• [Do this] Extract each line from the entries below that has the string "aprender" in it.

• [Recorded data]

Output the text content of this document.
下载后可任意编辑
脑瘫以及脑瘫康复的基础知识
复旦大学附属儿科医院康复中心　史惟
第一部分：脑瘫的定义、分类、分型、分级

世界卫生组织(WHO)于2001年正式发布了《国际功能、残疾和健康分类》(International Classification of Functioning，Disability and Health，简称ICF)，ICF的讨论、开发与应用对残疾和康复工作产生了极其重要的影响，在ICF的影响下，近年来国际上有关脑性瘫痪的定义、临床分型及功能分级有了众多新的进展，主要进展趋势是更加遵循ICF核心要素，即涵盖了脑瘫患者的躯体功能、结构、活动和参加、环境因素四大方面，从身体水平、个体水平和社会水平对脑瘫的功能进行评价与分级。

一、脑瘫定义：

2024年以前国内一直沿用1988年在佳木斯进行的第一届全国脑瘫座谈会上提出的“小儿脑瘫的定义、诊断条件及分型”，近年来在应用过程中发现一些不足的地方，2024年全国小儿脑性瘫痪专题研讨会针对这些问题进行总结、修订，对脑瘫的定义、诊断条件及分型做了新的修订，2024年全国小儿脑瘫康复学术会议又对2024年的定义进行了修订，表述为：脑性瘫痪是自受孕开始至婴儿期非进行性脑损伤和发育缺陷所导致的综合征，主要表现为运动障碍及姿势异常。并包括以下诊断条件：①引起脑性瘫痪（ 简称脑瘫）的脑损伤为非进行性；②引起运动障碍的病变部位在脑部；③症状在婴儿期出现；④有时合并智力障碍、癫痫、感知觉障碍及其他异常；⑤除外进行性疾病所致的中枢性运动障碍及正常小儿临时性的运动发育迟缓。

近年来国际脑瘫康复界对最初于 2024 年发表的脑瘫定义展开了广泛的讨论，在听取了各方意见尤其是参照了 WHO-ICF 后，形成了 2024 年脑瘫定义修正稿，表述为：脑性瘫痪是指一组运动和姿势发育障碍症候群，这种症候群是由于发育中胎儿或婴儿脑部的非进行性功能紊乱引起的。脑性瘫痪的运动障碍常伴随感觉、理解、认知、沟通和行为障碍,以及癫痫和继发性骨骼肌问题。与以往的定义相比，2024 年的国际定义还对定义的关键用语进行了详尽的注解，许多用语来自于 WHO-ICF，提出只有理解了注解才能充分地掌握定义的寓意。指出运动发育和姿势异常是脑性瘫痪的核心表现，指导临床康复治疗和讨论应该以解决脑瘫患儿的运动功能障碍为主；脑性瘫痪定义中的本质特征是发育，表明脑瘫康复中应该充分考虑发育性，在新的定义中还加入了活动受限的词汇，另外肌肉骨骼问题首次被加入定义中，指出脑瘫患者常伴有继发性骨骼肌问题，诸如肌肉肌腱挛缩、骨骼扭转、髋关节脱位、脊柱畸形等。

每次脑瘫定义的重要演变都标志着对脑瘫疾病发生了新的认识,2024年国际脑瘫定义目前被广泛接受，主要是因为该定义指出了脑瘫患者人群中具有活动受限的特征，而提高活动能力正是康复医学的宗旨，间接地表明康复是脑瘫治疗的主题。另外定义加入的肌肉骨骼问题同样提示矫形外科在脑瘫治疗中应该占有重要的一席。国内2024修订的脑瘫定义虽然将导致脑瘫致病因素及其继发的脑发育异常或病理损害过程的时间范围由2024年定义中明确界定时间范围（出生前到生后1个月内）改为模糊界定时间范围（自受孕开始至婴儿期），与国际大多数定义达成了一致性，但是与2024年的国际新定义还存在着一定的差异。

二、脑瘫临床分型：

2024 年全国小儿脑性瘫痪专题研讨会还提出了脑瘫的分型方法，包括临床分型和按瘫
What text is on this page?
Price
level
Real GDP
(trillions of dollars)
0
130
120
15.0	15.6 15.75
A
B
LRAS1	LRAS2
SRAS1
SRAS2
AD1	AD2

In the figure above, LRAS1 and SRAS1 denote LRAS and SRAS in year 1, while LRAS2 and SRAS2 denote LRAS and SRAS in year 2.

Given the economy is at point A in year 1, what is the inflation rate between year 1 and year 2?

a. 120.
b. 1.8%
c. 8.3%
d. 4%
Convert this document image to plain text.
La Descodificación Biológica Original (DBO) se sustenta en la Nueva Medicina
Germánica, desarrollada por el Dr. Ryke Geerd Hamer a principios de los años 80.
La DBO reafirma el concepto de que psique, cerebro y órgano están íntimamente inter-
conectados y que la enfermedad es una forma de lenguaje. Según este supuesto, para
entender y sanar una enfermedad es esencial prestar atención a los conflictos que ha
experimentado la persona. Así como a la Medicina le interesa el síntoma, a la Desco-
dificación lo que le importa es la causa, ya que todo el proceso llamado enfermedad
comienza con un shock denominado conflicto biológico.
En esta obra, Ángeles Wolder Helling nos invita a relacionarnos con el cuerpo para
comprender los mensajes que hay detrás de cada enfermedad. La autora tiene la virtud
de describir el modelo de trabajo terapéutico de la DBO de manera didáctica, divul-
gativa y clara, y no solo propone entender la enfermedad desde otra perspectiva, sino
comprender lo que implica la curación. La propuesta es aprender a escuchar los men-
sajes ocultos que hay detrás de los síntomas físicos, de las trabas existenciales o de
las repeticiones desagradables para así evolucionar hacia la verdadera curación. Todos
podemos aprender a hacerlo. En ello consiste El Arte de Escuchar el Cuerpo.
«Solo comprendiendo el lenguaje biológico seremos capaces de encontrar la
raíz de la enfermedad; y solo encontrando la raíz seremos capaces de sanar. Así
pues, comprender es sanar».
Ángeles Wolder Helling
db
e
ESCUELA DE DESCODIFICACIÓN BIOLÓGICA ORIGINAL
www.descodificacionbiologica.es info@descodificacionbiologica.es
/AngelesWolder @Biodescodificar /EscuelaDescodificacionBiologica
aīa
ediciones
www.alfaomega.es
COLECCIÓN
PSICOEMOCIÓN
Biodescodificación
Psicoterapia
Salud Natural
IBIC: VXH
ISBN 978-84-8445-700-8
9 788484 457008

• [Response to this exercise]
comprender lo que implica la curación. La propuesta es aprender a escuchar los men-
podemos aprender a hacerlo. En ello consiste El Arte de Escuchar el Cuerpo.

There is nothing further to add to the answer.